*** Passage to read ***

The debtors’ prepetition term loan lenders have agreed to provide $12.6 million of DIP financing, including $4 million of new money, to (i) fund the company through the chapter 11 cases and (ii) support a 363 sale process of substantially all of the debtors’ assets to the prepetition term loan lenders and (iii) refinance certain obligations under prepetition bridge loans.

“Given the speed and efficiency required in conducting a sale process for the assets of a mostly idled coal-mining business,” Beckman says, the debtors anticipate that the sale process would take place on an expedited timeline. In accordance with various milestones underlying the proposed DIP financing, the debtors say that they intend to (i) file a motion seeking approval of the proposed sale no later than Dec. 14, (ii) seek entry of an order approving the sale no later than Jan. 8 and (iii) consummate the sale prior to Jan. 15. Beckman adds that the debtors “believe that the proposed sale transaction represents the only viable option for preserving and maximizing the value of the Company.”

The first day hearing is set for Friday, Dec. 4, at 2 p.m. ET.

The company reports $100 million to $500 million in both assets and liabilities. The company’s prepetition capital structure includes $103.9 million of secured debt, as follows:
White Stallion Chapter 11

The term loan facility is secured by a lien on substantially all of the debtors’ assets. Pursuant to an October 2018 intercreditor agreement by and between the prepetition term loan agent, the prepetition ABL lender and the debtors, the obligations under the term loan facility are secured by (i) a first-priority lien on the term loan priority collateral (as defined in the intercreditor agreement), which includes the debtors’ equipment, real property, coal and other mineral rights (prior to extraction) and the proceeds of the foregoing, and (ii) a second-priority lien, subject to the interests of the prepetition ABL lender, on the debtors’ other assets. The ABL facility is secured by a lien on substantially all of the debtors’ assets. Pursuant to the intercreditor agreement, the obligations under the ABL facility are secured by (i) a first-priority lien on the “ABL Priority Collateral (as defined in the Intercreditor Agreement),” which includes the debtors’ inventory, as-extracted coal and other minerals, receivables, cash, deposit accounts, intangibles and proceeds of the foregoing, and (ii) a second-priority lien, subject to the interests of the prepetition term loan secured parties, on the debtors’ other assets.

*** Listing ***

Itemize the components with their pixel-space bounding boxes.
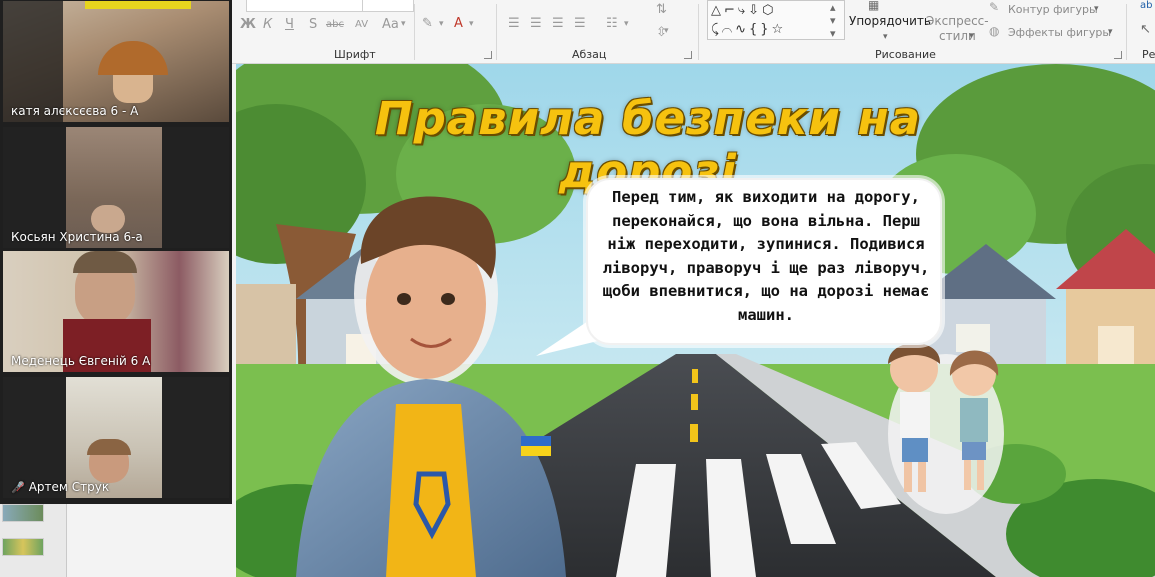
align-left-icon[interactable]: ☰	[508, 16, 520, 31]
participant-name: Меденець Євгеній 6 А	[11, 354, 151, 368]
font-dialog-launcher[interactable]	[484, 51, 492, 59]
change-case-button[interactable]: Aa	[382, 17, 399, 32]
chevron-down-icon[interactable]: ▾	[469, 19, 474, 29]
slide-gutter	[67, 504, 237, 577]
editing-group-label: Ред	[1142, 48, 1155, 61]
quick-styles-button[interactable]: Экспресс-	[926, 14, 989, 28]
pen-icon: ✎	[989, 0, 1000, 14]
chevron-down-icon[interactable]: ▾	[624, 19, 629, 29]
participant-name: 🎤̸ Артем Струк	[11, 480, 110, 494]
shape-outline-button[interactable]: Контур фигуры	[1008, 3, 1098, 16]
font-size-input[interactable]	[362, 0, 414, 12]
drawing-dialog-launcher[interactable]	[1114, 51, 1122, 59]
slide-thumbnail[interactable]	[2, 504, 44, 522]
gallery-up-icon[interactable]: ▴	[830, 1, 836, 14]
effects-icon: ◍	[989, 24, 1000, 38]
chevron-down-icon[interactable]: ▾	[401, 19, 406, 29]
shape-effects-button[interactable]: Эффекты фигуры	[1008, 26, 1111, 39]
justify-icon[interactable]: ☰	[574, 16, 586, 31]
paragraph-dialog-launcher[interactable]	[684, 51, 692, 59]
highlight-icon[interactable]: ✎	[422, 16, 433, 31]
columns-icon[interactable]: ☷	[606, 16, 618, 31]
participant-tile[interactable]: Косьян Христина 6-а	[3, 127, 229, 248]
char-spacing-button[interactable]: AV	[355, 19, 368, 30]
replace-icon[interactable]: ab	[1140, 0, 1152, 11]
italic-button[interactable]: К	[263, 17, 272, 32]
participant-tile[interactable]: 🎤̸ Артем Струк	[3, 377, 229, 498]
bold-button[interactable]: Ж	[240, 17, 256, 32]
slide-thumbnail[interactable]	[2, 538, 44, 556]
chevron-down-icon[interactable]: ▾	[664, 26, 669, 36]
participant-tile[interactable]: Меденець Євгеній 6 А	[3, 251, 229, 372]
font-color-icon[interactable]: A	[454, 16, 463, 31]
slide-canvas[interactable]: Правила безпеки на дорозі Перед тим, як …	[236, 64, 1155, 577]
underline-button[interactable]: Ч	[285, 17, 294, 32]
chevron-down-icon[interactable]: ▾	[439, 19, 444, 29]
speech-bubble[interactable]: Перед тим, як виходити на дорогу, переко…	[586, 178, 942, 345]
align-right-icon[interactable]: ☰	[552, 16, 564, 31]
font-name-input[interactable]	[246, 0, 364, 12]
video-panel: катя алєксєєва 6 - А Косьян Христина 6-а…	[0, 0, 232, 504]
strikethrough-button[interactable]: abc	[326, 19, 344, 30]
participant-name: катя алєксєєва 6 - А	[11, 104, 139, 118]
shapes-gallery[interactable]: △⌐⤷⇩⬡ ⤹⌒∿{}☆	[707, 0, 845, 40]
shadow-button[interactable]: S	[309, 17, 317, 32]
participant-tile[interactable]: катя алєксєєва 6 - А	[3, 1, 229, 122]
gallery-more-icon[interactable]: ▾	[830, 27, 836, 40]
chevron-down-icon[interactable]: ▾	[969, 31, 974, 41]
drawing-group-label: Рисование	[875, 48, 936, 61]
arrange-button[interactable]: Упорядочить	[849, 14, 931, 28]
font-group-label: Шрифт	[334, 48, 376, 61]
speech-bubble-text: Перед тим, як виходити на дорогу, переко…	[602, 188, 930, 324]
text-direction-icon[interactable]: ⇅	[656, 2, 667, 17]
select-icon[interactable]: ↖	[1140, 22, 1151, 37]
paragraph-group-label: Абзац	[572, 48, 607, 61]
chevron-down-icon[interactable]: ▾	[1094, 4, 1099, 14]
chevron-down-icon[interactable]: ▾	[1108, 27, 1113, 37]
muted-mic-icon: 🎤̸	[11, 481, 25, 494]
gallery-down-icon[interactable]: ▾	[830, 14, 836, 27]
arrange-icon[interactable]: ▦	[868, 0, 879, 12]
align-center-icon[interactable]: ☰	[530, 16, 542, 31]
chevron-down-icon[interactable]: ▾	[883, 32, 888, 42]
slide-thumbnails	[0, 504, 66, 577]
ribbon: Ж К Ч S abc AV Aa ▾ ✎ ▾ A ▾ Шрифт ☰ ☰ ☰ …	[232, 0, 1155, 64]
participant-name: Косьян Христина 6-а	[11, 230, 143, 244]
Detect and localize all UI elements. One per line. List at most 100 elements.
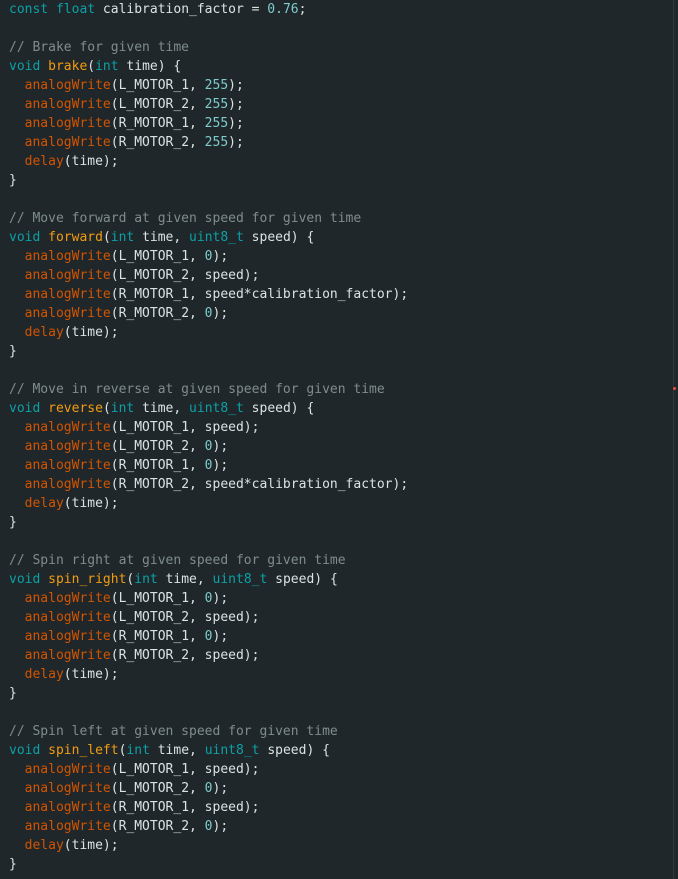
text-token: speed) {	[267, 743, 330, 758]
number-token: 0	[204, 819, 213, 834]
text-token: (L_MOTOR_2,	[110, 781, 205, 796]
code-line[interactable]	[9, 532, 408, 551]
code-line[interactable]	[9, 19, 408, 38]
code-line[interactable]: analogWrite(R_MOTOR_2, speed*calibration…	[9, 475, 409, 494]
code-line[interactable]: analogWrite(L_MOTOR_2, 0);	[9, 437, 408, 456]
keyword-token: void	[9, 572, 49, 587]
builtin-call-token: delay	[24, 325, 64, 340]
number-token: 0	[204, 249, 213, 264]
builtin-call-token: delay	[24, 154, 64, 169]
code-line[interactable]: delay(time);	[9, 323, 408, 342]
keyword-token: int	[110, 401, 143, 416]
text-token: );	[228, 135, 244, 150]
code-line[interactable]: analogWrite(L_MOTOR_2, 255);	[9, 95, 408, 114]
comment-token: // Spin left at given speed for given ti…	[9, 724, 338, 739]
number-token: 0	[204, 458, 213, 473]
code-line[interactable]: }	[9, 855, 408, 874]
code-line[interactable]: delay(time);	[9, 665, 408, 684]
code-line[interactable]: analogWrite(L_MOTOR_1, speed);	[9, 418, 408, 437]
code-line[interactable]: // Brake for given time	[9, 38, 408, 57]
code-line[interactable]: analogWrite(L_MOTOR_2, speed);	[9, 608, 408, 627]
builtin-call-token: analogWrite	[24, 591, 111, 606]
text-token: (R_MOTOR_2,	[110, 306, 205, 321]
code-line[interactable]: analogWrite(R_MOTOR_1, 0);	[9, 627, 408, 646]
code-line[interactable]: analogWrite(R_MOTOR_1, speed*calibration…	[9, 285, 409, 304]
code-line[interactable]: analogWrite(L_MOTOR_2, speed);	[9, 266, 408, 285]
text-token: (	[102, 401, 111, 416]
code-line[interactable]: void brake(int time) {	[9, 57, 408, 76]
number-token: 0.76	[267, 2, 299, 17]
text-token: (L_MOTOR_1,	[110, 78, 205, 93]
text-token: (R_MOTOR_2,	[110, 135, 205, 150]
code-line[interactable]: // Spin right at given speed for given t…	[9, 551, 408, 570]
code-line[interactable]: delay(time);	[9, 152, 408, 171]
code-line[interactable]: // Spin left at given speed for given ti…	[9, 722, 408, 741]
code-area[interactable]: const float calibration_factor = 0.76; /…	[9, 0, 408, 874]
code-line[interactable]: analogWrite(R_MOTOR_2, 255);	[9, 133, 408, 152]
code-line[interactable]: void forward(int time, uint8_t speed) {	[9, 228, 408, 247]
code-line[interactable]	[9, 703, 408, 722]
comment-token: // Move forward at given speed for given…	[9, 211, 362, 226]
code-line[interactable]: delay(time);	[9, 494, 408, 513]
code-line[interactable]: }	[9, 513, 408, 532]
text-token: }	[9, 344, 17, 359]
builtin-call-token: analogWrite	[24, 306, 111, 321]
text-token: (L_MOTOR_1, speed);	[110, 420, 260, 435]
code-line[interactable]	[9, 361, 408, 380]
builtin-call-token: delay	[24, 838, 64, 853]
function-name-token: spin_right	[48, 572, 127, 587]
text-token: (	[102, 230, 111, 245]
code-line[interactable]: analogWrite(R_MOTOR_2, 0);	[9, 304, 408, 323]
code-line[interactable]: delay(time);	[9, 836, 408, 855]
code-line[interactable]: void reverse(int time, uint8_t speed) {	[9, 399, 408, 418]
text-token: );	[212, 458, 229, 473]
keyword-token: uint8_t	[212, 572, 276, 587]
code-line[interactable]: analogWrite(L_MOTOR_1, 0);	[9, 247, 408, 266]
text-token: speed) {	[275, 572, 338, 587]
builtin-call-token: analogWrite	[24, 420, 111, 435]
code-line[interactable]: analogWrite(R_MOTOR_1, 0);	[9, 456, 408, 475]
code-line[interactable]: analogWrite(L_MOTOR_2, 0);	[9, 779, 408, 798]
text-token: }	[9, 857, 17, 872]
code-line[interactable]: analogWrite(L_MOTOR_1, 255);	[9, 76, 408, 95]
comment-token: // Brake for given time	[9, 40, 190, 55]
keyword-token: void	[9, 743, 49, 758]
code-line[interactable]: // Move forward at given speed for given…	[9, 209, 408, 228]
code-line[interactable]: analogWrite(L_MOTOR_1, 0);	[9, 589, 408, 608]
code-line[interactable]: analogWrite(R_MOTOR_1, 255);	[9, 114, 408, 133]
code-line[interactable]: }	[9, 171, 408, 190]
text-token: );	[212, 629, 229, 644]
code-editor[interactable]: const float calibration_factor = 0.76; /…	[0, 0, 678, 879]
code-line[interactable]: analogWrite(R_MOTOR_2, speed);	[9, 646, 408, 665]
code-line[interactable]: }	[9, 342, 408, 361]
text-token: time,	[142, 401, 190, 416]
number-token: 255	[204, 135, 229, 150]
code-line[interactable]: void spin_right(int time, uint8_t speed)…	[9, 570, 408, 589]
keyword-token: int	[126, 743, 158, 758]
code-line[interactable]: }	[9, 684, 408, 703]
code-line[interactable]: analogWrite(R_MOTOR_1, speed);	[9, 798, 408, 817]
builtin-call-token: analogWrite	[24, 78, 111, 93]
text-token: (time);	[63, 838, 119, 853]
code-line[interactable]: analogWrite(R_MOTOR_2, 0);	[9, 817, 408, 836]
code-line[interactable]: // Move in reverse at given speed for gi…	[9, 380, 408, 399]
code-line[interactable]: void spin_left(int time, uint8_t speed) …	[9, 741, 408, 760]
code-line[interactable]: analogWrite(L_MOTOR_1, speed);	[9, 760, 408, 779]
builtin-call-token: analogWrite	[24, 819, 111, 834]
text-token: }	[9, 515, 17, 530]
code-line[interactable]	[9, 190, 408, 209]
number-token: 0	[204, 591, 213, 606]
code-line[interactable]: const float calibration_factor = 0.76;	[9, 0, 408, 19]
builtin-call-token: analogWrite	[24, 781, 111, 796]
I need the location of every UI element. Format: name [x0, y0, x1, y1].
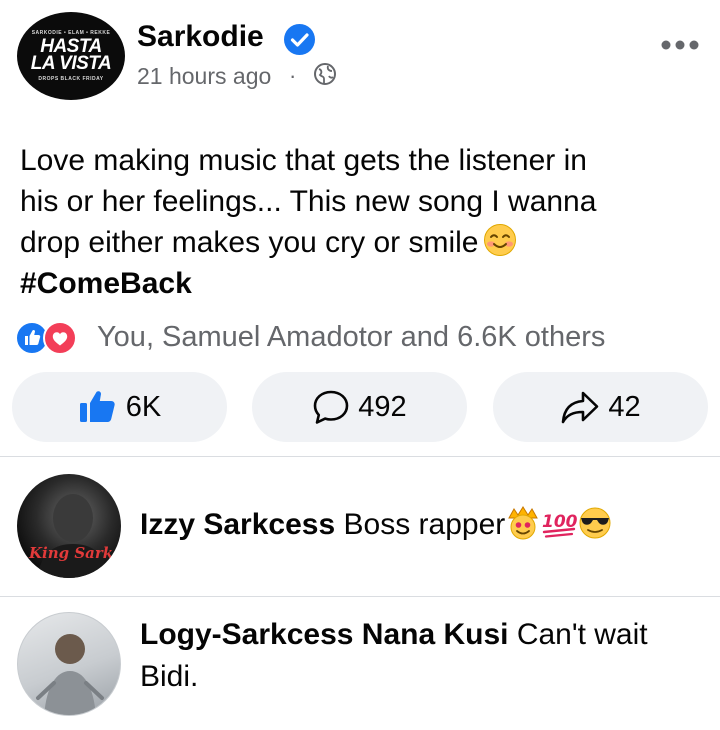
comment-author[interactable]: Izzy Sarkcess	[140, 508, 335, 541]
like-count: 6K	[125, 390, 162, 423]
sunglasses-emoji-icon	[577, 506, 613, 540]
reactions-summary[interactable]: You, Samuel Amadotor and 6.6K others	[15, 318, 715, 358]
meta-separator: ·	[289, 63, 297, 88]
avatar-title-line2: LA VISTA	[30, 53, 112, 74]
author-name[interactable]: Sarkodie	[137, 20, 264, 54]
comment-body: Logy-Sarkcess Nana Kusi Can't wait Bidi.	[140, 614, 710, 698]
post-timestamp[interactable]: 21 hours ago	[137, 63, 271, 90]
comment-author[interactable]: Logy-Sarkcess Nana Kusi	[140, 618, 508, 651]
comment-body: Izzy Sarkcess Boss rapper 100	[140, 504, 710, 546]
crown-face-emoji-icon	[505, 506, 541, 540]
share-count: 42	[608, 390, 641, 423]
author-avatar[interactable]: SARKODIE • ELAM • REKKE HASTA LA VISTA D…	[17, 12, 125, 100]
comment-button[interactable]: 492	[252, 372, 467, 442]
action-bar: 6K 492 42	[0, 372, 720, 444]
share-arrow-icon	[562, 391, 599, 424]
more-options-icon[interactable]	[660, 38, 700, 52]
comment-text: Boss rapper	[343, 508, 506, 541]
commenter-avatar[interactable]	[17, 612, 121, 716]
post-header: SARKODIE • ELAM • REKKE HASTA LA VISTA D…	[0, 0, 720, 130]
post-body: Love making music that gets the listener…	[20, 140, 710, 304]
verified-badge-icon	[284, 24, 315, 55]
comment-count: 492	[358, 390, 407, 423]
like-button[interactable]: 6K	[12, 372, 227, 442]
post-text-line: his or her feelings... This new song I w…	[20, 185, 597, 218]
smiling-face-emoji-icon	[483, 223, 517, 257]
share-button[interactable]: 42	[493, 372, 708, 442]
commenter-avatar[interactable]: King Sark	[17, 474, 121, 578]
post-text-line-with-emoji: drop either makes you cry or smile	[20, 222, 710, 263]
reactions-summary-text[interactable]: You, Samuel Amadotor and 6.6K others	[97, 321, 605, 354]
comment-item: King Sark Izzy Sarkcess Boss rapper 100	[0, 456, 720, 596]
commenter-avatar-caption: King Sark	[29, 544, 114, 562]
love-reaction-icon	[43, 321, 77, 355]
hundred-points-emoji-icon: 100	[541, 506, 578, 540]
post-hashtag[interactable]: #ComeBack	[20, 263, 710, 304]
post-text-line: Love making music that gets the listener…	[20, 144, 587, 177]
comment-bubble-icon	[313, 390, 349, 424]
post-text-line: drop either makes you cry or smile	[20, 226, 479, 259]
avatar-bottom-text: DROPS BLACK FRIDAY	[38, 76, 104, 82]
like-filled-icon	[79, 391, 115, 422]
globe-icon	[313, 62, 337, 86]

***

> Objective
Rewrite the passage on the chapter 11 cases from "The debtors’ prepetition" up to and including "prepetition bridge loans.", putting "debtor-in-possession financing" in place of "DIP financing".

> Task answer
The debtors’ prepetition term loan lenders have agreed to provide $12.6 million of debtor-in-possession financing, including $4 million of new money, to (i) fund the company through the chapter 11 cases and (ii) support a 363 sale process of substantially all of the debtors’ assets to the prepetition term loan lenders and (iii) refinance certain obligations under prepetition bridge loans.